» **Written exercise**
All records below must be retyped exactly.

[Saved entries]
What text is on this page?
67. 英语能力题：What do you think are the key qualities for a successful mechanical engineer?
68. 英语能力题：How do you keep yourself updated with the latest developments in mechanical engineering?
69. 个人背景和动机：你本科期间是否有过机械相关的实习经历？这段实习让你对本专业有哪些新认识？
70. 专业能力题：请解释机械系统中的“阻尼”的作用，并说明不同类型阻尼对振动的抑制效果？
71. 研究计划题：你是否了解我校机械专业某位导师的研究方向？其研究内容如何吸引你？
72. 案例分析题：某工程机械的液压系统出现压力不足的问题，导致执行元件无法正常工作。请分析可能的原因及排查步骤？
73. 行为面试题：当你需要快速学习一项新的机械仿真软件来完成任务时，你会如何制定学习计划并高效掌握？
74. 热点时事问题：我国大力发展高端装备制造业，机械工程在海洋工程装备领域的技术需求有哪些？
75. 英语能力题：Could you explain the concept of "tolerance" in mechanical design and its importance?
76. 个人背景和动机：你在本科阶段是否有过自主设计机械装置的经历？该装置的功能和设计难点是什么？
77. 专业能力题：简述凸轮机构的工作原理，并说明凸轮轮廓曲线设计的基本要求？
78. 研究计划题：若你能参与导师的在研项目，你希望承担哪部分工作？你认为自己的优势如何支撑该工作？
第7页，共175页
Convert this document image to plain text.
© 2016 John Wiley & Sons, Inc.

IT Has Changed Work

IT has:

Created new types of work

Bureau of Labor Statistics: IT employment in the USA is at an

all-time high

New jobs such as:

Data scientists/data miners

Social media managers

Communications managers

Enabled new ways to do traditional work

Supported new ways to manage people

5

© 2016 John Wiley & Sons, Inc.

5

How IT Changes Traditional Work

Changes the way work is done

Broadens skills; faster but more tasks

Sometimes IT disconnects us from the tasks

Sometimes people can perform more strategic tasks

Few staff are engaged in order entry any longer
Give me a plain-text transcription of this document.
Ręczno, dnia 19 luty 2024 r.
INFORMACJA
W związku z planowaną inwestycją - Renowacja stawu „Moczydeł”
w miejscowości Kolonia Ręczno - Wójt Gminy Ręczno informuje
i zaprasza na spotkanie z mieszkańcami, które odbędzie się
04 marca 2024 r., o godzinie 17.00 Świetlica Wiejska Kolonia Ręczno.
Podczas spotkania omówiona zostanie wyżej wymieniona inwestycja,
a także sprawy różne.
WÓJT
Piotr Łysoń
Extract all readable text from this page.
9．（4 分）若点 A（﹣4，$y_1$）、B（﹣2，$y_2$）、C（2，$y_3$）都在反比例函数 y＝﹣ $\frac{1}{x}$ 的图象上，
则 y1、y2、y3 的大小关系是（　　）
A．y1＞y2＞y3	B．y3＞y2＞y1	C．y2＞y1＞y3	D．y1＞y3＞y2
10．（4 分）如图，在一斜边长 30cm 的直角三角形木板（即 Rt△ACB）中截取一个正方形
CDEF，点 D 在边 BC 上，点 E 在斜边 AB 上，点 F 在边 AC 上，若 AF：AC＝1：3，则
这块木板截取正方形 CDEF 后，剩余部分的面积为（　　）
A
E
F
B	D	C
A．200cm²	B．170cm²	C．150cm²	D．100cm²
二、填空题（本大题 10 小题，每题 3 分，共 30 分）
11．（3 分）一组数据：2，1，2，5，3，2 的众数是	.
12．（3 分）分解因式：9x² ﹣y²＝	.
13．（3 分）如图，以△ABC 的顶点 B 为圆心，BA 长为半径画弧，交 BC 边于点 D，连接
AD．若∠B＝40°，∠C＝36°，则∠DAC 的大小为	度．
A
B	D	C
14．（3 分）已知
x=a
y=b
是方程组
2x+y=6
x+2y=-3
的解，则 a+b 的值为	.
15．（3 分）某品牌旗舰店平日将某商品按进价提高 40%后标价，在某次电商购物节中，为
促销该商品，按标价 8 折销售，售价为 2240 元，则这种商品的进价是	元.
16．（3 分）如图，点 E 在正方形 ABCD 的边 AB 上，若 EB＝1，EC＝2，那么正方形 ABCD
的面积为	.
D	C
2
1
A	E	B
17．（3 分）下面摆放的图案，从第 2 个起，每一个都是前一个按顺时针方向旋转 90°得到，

» **The result**
What text is on this page?
67. 英语能力题：What do you think are the key qualities for a successful mechanical engineer?
68. 英语能力题：How do you keep yourself updated with the latest developments in mechanical engineering?
69. 个人背景和动机：你本科期间是否有过机械相关的实习经历？这段实习让你对本专业有哪些新认识？
70. 专业能力题：请解释机械系统中的“阻尼”的作用，并说明不同类型阻尼对振动的抑制效果？
71. 研究计划题：你是否了解我校机械专业某位导师的研究方向？其研究内容如何吸引你？
72. 案例分析题：某工程机械的液压系统出现压力不足的问题，导致执行元件无法正常工作。请分析可能的原因及排查步骤？
73. 行为面试题：当你需要快速学习一项新的机械仿真软件来完成任务时，你会如何制定学习计划并高效掌握？
74. 热点时事问题：我国大力发展高端装备制造业，机械工程在海洋工程装备领域的技术需求有哪些？
75. 英语能力题：Could you explain the concept of "tolerance" in mechanical design and its importance?
76. 个人背景和动机：你在本科阶段是否有过自主设计机械装置的经历？该装置的功能和设计难点是什么？
77. 专业能力题：简述凸轮机构的工作原理，并说明凸轮轮廓曲线设计的基本要求？
78. 研究计划题：若你能参与导师的在研项目，你希望承担哪部分工作？你认为自己的优势如何支撑该工作？
第7页，共175页
Convert this document image to plain text.
© 2016 John Wiley & Sons, Inc.

IT Has Changed Work

IT has:

Created new types of work

Bureau of Labor Statistics: IT employment in the USA is at an

all-time high

New jobs such as:

Data scientists/data miners

Social media managers

Communications managers

Enabled new ways to do traditional work

Supported new ways to manage people

5

© 2016 John Wiley & Sons, Inc.

5

How IT Changes Traditional Work

Changes the way work is done

Broadens skills; faster but more tasks

Sometimes IT disconnects us from the tasks

Sometimes people can perform more strategic tasks

Few staff are engaged in order entry any longer
Give me a plain-text transcription of this document.
Ręczno, dnia 19 luty 2024 r.
INFORMACJA
W związku z planowaną inwestycją - Renowacja stawu „Moczydeł”
w miejscowości Kolonia Ręczno - Wójt Gminy Ręczno informuje
i zaprasza na spotkanie z mieszkańcami, które odbędzie się
04 marca 2024 r., o godzinie 17.00 Świetlica Wiejska Kolonia Ręczno.
Podczas spotkania omówiona zostanie wyżej wymieniona inwestycja,
a także sprawy różne.
WÓJT
Piotr Łysoń
Extract all readable text from this page.
9．（4 分）若点 A（﹣4，$y_1$）、B（﹣2，$y_2$）、C（2，$y_3$）都在反比例函数 y＝﹣ $\frac{1}{x}$ 的图象上，
则 y1、y2、y3 的大小关系是（　　）
A．y1＞y2＞y3	B．y3＞y2＞y1	C．y2＞y1＞y3	D．y1＞y3＞y2
10．（4 分）如图，在一斜边长 30cm 的直角三角形木板（即 Rt△ACB）中截取一个正方形
CDEF，点 D 在边 BC 上，点 E 在斜边 AB 上，点 F 在边 AC 上，若 AF：AC＝1：3，则
这块木板截取正方形 CDEF 后，剩余部分的面积为（　　）
A
E
F
B	D	C
A．200cm²	B．170cm²	C．150cm²	D．100cm²
二、填空题（本大题 10 小题，每题 3 分，共 30 分）
11．（3 分）一组数据：2，1，2，5，3，2 的众数是	.
12．（3 分）分解因式：9x² ﹣y²＝	.
13．（3 分）如图，以△ABC 的顶点 B 为圆心，BA 长为半径画弧，交 BC 边于点 D，连接
AD．若∠B＝40°，∠C＝36°，则∠DAC 的大小为	度．
A
B	D	C
14．（3 分）已知
x=a
y=b
是方程组
2x+y=6
x+2y=-3
的解，则 a+b 的值为	.
15．（3 分）某品牌旗舰店平日将某商品按进价提高 40%后标价，在某次电商购物节中，为
促销该商品，按标价 8 折销售，售价为 2240 元，则这种商品的进价是	元.
16．（3 分）如图，点 E 在正方形 ABCD 的边 AB 上，若 EB＝1，EC＝2，那么正方形 ABCD
的面积为	.
D	C
2
1
A	E	B
17．（3 分）下面摆放的图案，从第 2 个起，每一个都是前一个按顺时针方向旋转 90°得到，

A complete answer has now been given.